SOURCE DATA

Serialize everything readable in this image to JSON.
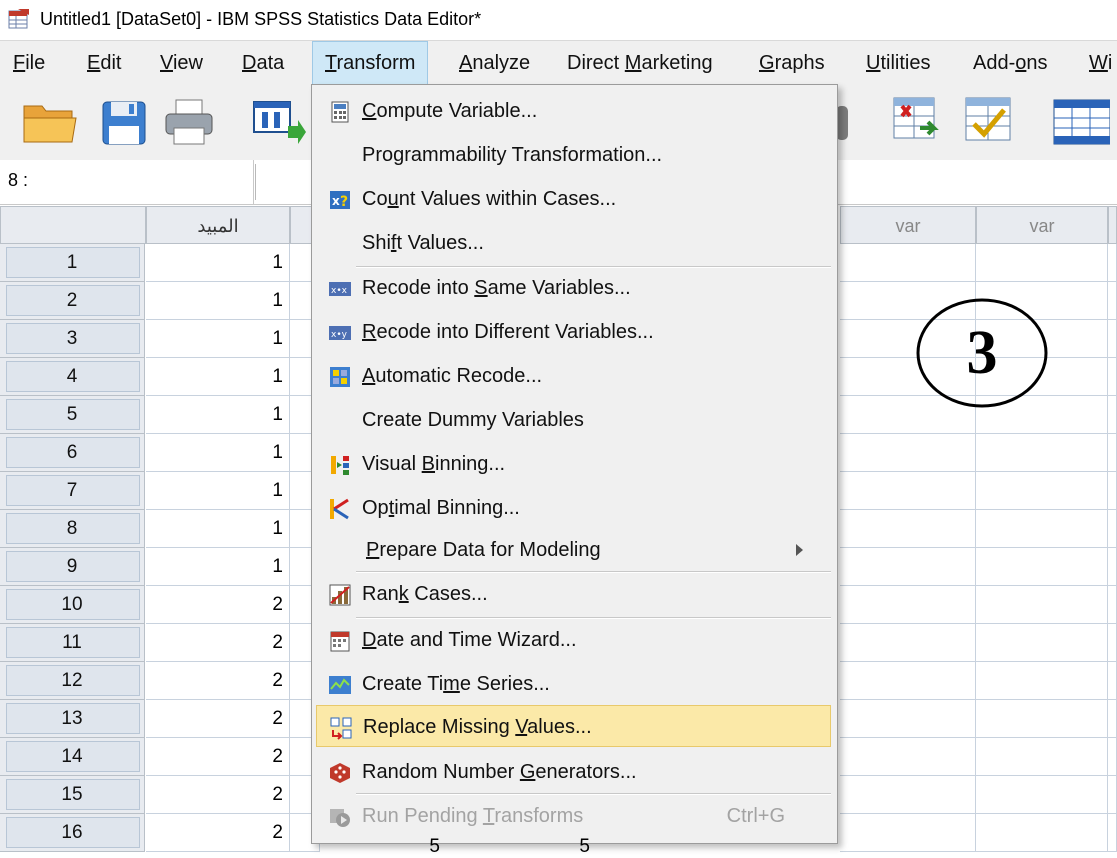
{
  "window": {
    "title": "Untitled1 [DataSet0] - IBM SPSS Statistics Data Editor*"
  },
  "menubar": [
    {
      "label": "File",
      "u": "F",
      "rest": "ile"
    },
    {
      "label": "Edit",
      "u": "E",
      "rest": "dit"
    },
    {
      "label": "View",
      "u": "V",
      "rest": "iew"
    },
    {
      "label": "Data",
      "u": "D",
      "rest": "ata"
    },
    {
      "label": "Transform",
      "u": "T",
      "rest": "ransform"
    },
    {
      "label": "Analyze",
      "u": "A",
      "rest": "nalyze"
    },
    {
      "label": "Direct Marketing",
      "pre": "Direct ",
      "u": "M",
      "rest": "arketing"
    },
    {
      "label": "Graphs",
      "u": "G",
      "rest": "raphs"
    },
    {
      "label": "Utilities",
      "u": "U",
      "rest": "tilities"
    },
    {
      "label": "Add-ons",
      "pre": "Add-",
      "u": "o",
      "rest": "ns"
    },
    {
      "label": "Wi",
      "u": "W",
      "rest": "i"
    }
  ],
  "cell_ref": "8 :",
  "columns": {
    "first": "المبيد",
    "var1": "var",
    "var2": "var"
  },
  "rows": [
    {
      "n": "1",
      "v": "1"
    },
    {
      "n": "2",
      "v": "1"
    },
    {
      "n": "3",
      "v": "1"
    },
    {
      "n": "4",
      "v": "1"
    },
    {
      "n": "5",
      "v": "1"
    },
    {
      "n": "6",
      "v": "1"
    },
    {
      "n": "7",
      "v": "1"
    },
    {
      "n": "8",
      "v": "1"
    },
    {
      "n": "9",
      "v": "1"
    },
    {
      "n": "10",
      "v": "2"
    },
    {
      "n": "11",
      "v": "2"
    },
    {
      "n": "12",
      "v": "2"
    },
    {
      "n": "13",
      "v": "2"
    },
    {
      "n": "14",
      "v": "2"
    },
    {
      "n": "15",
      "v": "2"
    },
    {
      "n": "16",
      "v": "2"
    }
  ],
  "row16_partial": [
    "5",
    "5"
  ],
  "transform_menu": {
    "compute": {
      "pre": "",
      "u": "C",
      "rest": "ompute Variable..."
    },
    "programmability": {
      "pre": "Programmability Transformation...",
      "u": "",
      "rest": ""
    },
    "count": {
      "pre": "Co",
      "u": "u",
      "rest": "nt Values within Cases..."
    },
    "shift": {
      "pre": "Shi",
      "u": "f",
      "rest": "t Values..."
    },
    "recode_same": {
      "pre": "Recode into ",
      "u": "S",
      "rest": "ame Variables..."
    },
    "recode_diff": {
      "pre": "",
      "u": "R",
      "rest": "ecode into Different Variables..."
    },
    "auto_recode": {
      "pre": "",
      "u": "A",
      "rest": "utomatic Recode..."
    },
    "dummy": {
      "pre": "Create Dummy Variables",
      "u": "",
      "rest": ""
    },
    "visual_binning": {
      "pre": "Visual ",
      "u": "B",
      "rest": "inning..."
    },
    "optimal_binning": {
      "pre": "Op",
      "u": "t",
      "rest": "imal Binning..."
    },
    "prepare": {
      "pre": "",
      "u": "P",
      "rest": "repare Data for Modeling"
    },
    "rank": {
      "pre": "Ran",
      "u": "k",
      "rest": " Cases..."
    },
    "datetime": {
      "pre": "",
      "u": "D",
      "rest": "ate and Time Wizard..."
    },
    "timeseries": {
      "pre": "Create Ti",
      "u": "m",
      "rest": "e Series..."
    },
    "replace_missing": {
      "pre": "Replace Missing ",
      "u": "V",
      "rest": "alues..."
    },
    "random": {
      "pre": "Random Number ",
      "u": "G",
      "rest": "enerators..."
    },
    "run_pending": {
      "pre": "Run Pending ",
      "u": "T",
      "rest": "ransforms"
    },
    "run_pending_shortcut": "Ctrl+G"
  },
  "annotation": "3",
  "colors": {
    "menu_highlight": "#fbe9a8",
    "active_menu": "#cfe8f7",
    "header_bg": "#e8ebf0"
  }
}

WHAT YOU ARE ASKED TO DO
Set the listing down in full and exactly. Pictures within it should not appear in the copy.

OUTPUT
Serialize everything readable in this image to JSON.
{
  "window": {
    "title": "Untitled1 [DataSet0] - IBM SPSS Statistics Data Editor*"
  },
  "menubar": [
    {
      "label": "File",
      "u": "F",
      "rest": "ile"
    },
    {
      "label": "Edit",
      "u": "E",
      "rest": "dit"
    },
    {
      "label": "View",
      "u": "V",
      "rest": "iew"
    },
    {
      "label": "Data",
      "u": "D",
      "rest": "ata"
    },
    {
      "label": "Transform",
      "u": "T",
      "rest": "ransform"
    },
    {
      "label": "Analyze",
      "u": "A",
      "rest": "nalyze"
    },
    {
      "label": "Direct Marketing",
      "pre": "Direct ",
      "u": "M",
      "rest": "arketing"
    },
    {
      "label": "Graphs",
      "u": "G",
      "rest": "raphs"
    },
    {
      "label": "Utilities",
      "u": "U",
      "rest": "tilities"
    },
    {
      "label": "Add-ons",
      "pre": "Add-",
      "u": "o",
      "rest": "ns"
    },
    {
      "label": "Wi",
      "u": "W",
      "rest": "i"
    }
  ],
  "cell_ref": "8 :",
  "columns": {
    "first": "المبيد",
    "var1": "var",
    "var2": "var"
  },
  "rows": [
    {
      "n": "1",
      "v": "1"
    },
    {
      "n": "2",
      "v": "1"
    },
    {
      "n": "3",
      "v": "1"
    },
    {
      "n": "4",
      "v": "1"
    },
    {
      "n": "5",
      "v": "1"
    },
    {
      "n": "6",
      "v": "1"
    },
    {
      "n": "7",
      "v": "1"
    },
    {
      "n": "8",
      "v": "1"
    },
    {
      "n": "9",
      "v": "1"
    },
    {
      "n": "10",
      "v": "2"
    },
    {
      "n": "11",
      "v": "2"
    },
    {
      "n": "12",
      "v": "2"
    },
    {
      "n": "13",
      "v": "2"
    },
    {
      "n": "14",
      "v": "2"
    },
    {
      "n": "15",
      "v": "2"
    },
    {
      "n": "16",
      "v": "2"
    }
  ],
  "row16_partial": [
    "5",
    "5"
  ],
  "transform_menu": {
    "compute": {
      "pre": "",
      "u": "C",
      "rest": "ompute Variable..."
    },
    "programmability": {
      "pre": "Programmability Transformation...",
      "u": "",
      "rest": ""
    },
    "count": {
      "pre": "Co",
      "u": "u",
      "rest": "nt Values within Cases..."
    },
    "shift": {
      "pre": "Shi",
      "u": "f",
      "rest": "t Values..."
    },
    "recode_same": {
      "pre": "Recode into ",
      "u": "S",
      "rest": "ame Variables..."
    },
    "recode_diff": {
      "pre": "",
      "u": "R",
      "rest": "ecode into Different Variables..."
    },
    "auto_recode": {
      "pre": "",
      "u": "A",
      "rest": "utomatic Recode..."
    },
    "dummy": {
      "pre": "Create Dummy Variables",
      "u": "",
      "rest": ""
    },
    "visual_binning": {
      "pre": "Visual ",
      "u": "B",
      "rest": "inning..."
    },
    "optimal_binning": {
      "pre": "Op",
      "u": "t",
      "rest": "imal Binning..."
    },
    "prepare": {
      "pre": "",
      "u": "P",
      "rest": "repare Data for Modeling"
    },
    "rank": {
      "pre": "Ran",
      "u": "k",
      "rest": " Cases..."
    },
    "datetime": {
      "pre": "",
      "u": "D",
      "rest": "ate and Time Wizard..."
    },
    "timeseries": {
      "pre": "Create Ti",
      "u": "m",
      "rest": "e Series..."
    },
    "replace_missing": {
      "pre": "Replace Missing ",
      "u": "V",
      "rest": "alues..."
    },
    "random": {
      "pre": "Random Number ",
      "u": "G",
      "rest": "enerators..."
    },
    "run_pending": {
      "pre": "Run Pending ",
      "u": "T",
      "rest": "ransforms"
    },
    "run_pending_shortcut": "Ctrl+G"
  },
  "annotation": "3",
  "colors": {
    "menu_highlight": "#fbe9a8",
    "active_menu": "#cfe8f7",
    "header_bg": "#e8ebf0"
  }
}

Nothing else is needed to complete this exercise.